--- BEGIN Provided data ---

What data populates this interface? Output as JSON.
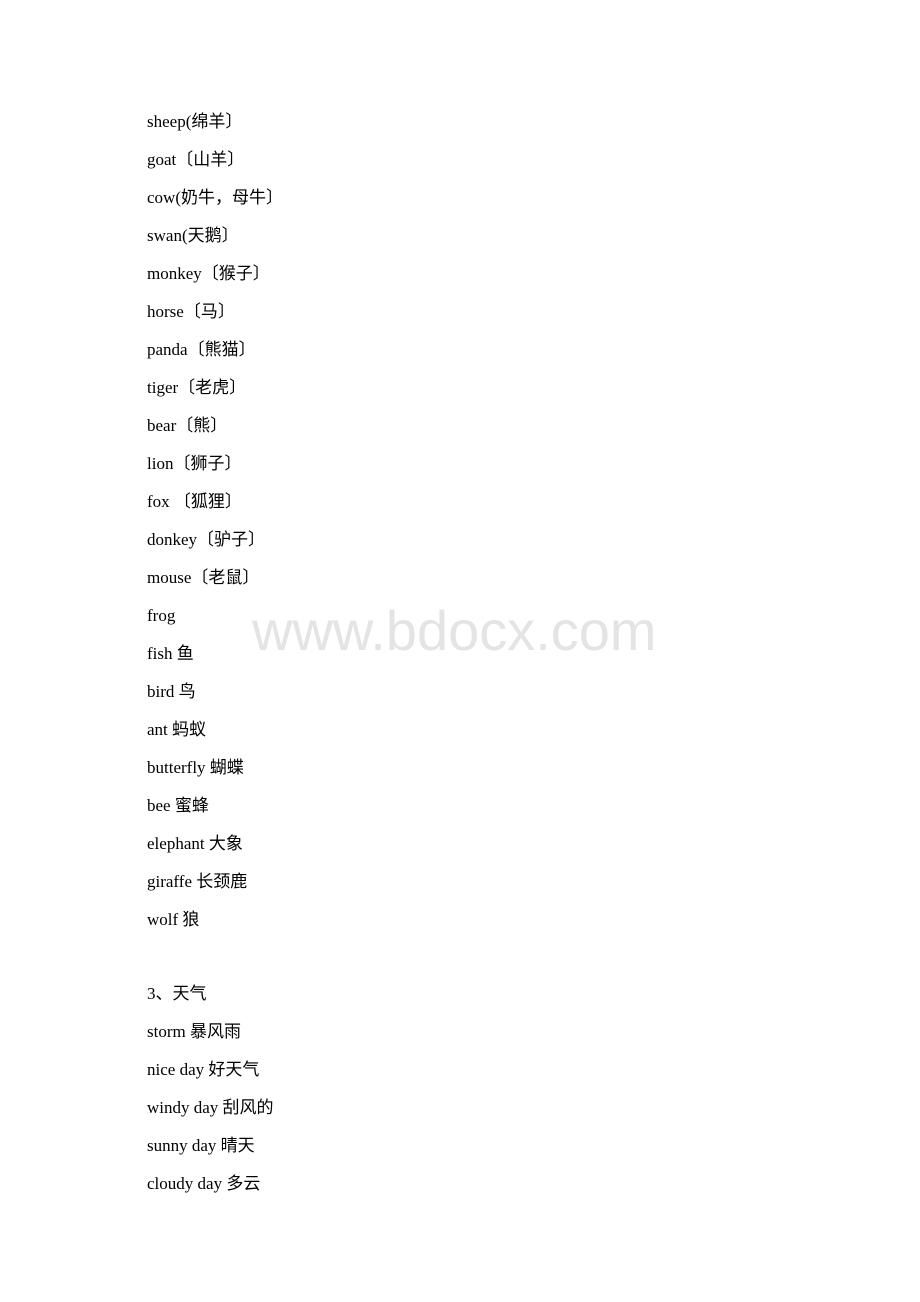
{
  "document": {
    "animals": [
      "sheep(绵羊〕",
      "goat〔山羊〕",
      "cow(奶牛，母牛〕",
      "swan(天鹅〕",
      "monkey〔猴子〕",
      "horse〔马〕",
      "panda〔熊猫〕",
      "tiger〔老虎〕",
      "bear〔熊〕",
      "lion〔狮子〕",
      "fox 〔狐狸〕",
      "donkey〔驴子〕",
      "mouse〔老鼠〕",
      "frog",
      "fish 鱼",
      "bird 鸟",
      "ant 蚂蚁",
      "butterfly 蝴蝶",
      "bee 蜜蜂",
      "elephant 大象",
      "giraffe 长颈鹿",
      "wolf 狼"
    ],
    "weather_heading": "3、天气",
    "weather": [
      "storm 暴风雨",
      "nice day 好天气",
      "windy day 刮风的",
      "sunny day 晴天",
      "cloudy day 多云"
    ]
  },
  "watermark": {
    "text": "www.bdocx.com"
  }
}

--- END Provided data ---

» **Problem**
Transcribe the material exactly, keeping every word and none of the pictures.

» **Response to the exercise**
What data populates this interface? Output as JSON.
{
  "document": {
    "animals": [
      "sheep(绵羊〕",
      "goat〔山羊〕",
      "cow(奶牛，母牛〕",
      "swan(天鹅〕",
      "monkey〔猴子〕",
      "horse〔马〕",
      "panda〔熊猫〕",
      "tiger〔老虎〕",
      "bear〔熊〕",
      "lion〔狮子〕",
      "fox 〔狐狸〕",
      "donkey〔驴子〕",
      "mouse〔老鼠〕",
      "frog",
      "fish 鱼",
      "bird 鸟",
      "ant 蚂蚁",
      "butterfly 蝴蝶",
      "bee 蜜蜂",
      "elephant 大象",
      "giraffe 长颈鹿",
      "wolf 狼"
    ],
    "weather_heading": "3、天气",
    "weather": [
      "storm 暴风雨",
      "nice day 好天气",
      "windy day 刮风的",
      "sunny day 晴天",
      "cloudy day 多云"
    ]
  },
  "watermark": {
    "text": "www.bdocx.com"
  }
}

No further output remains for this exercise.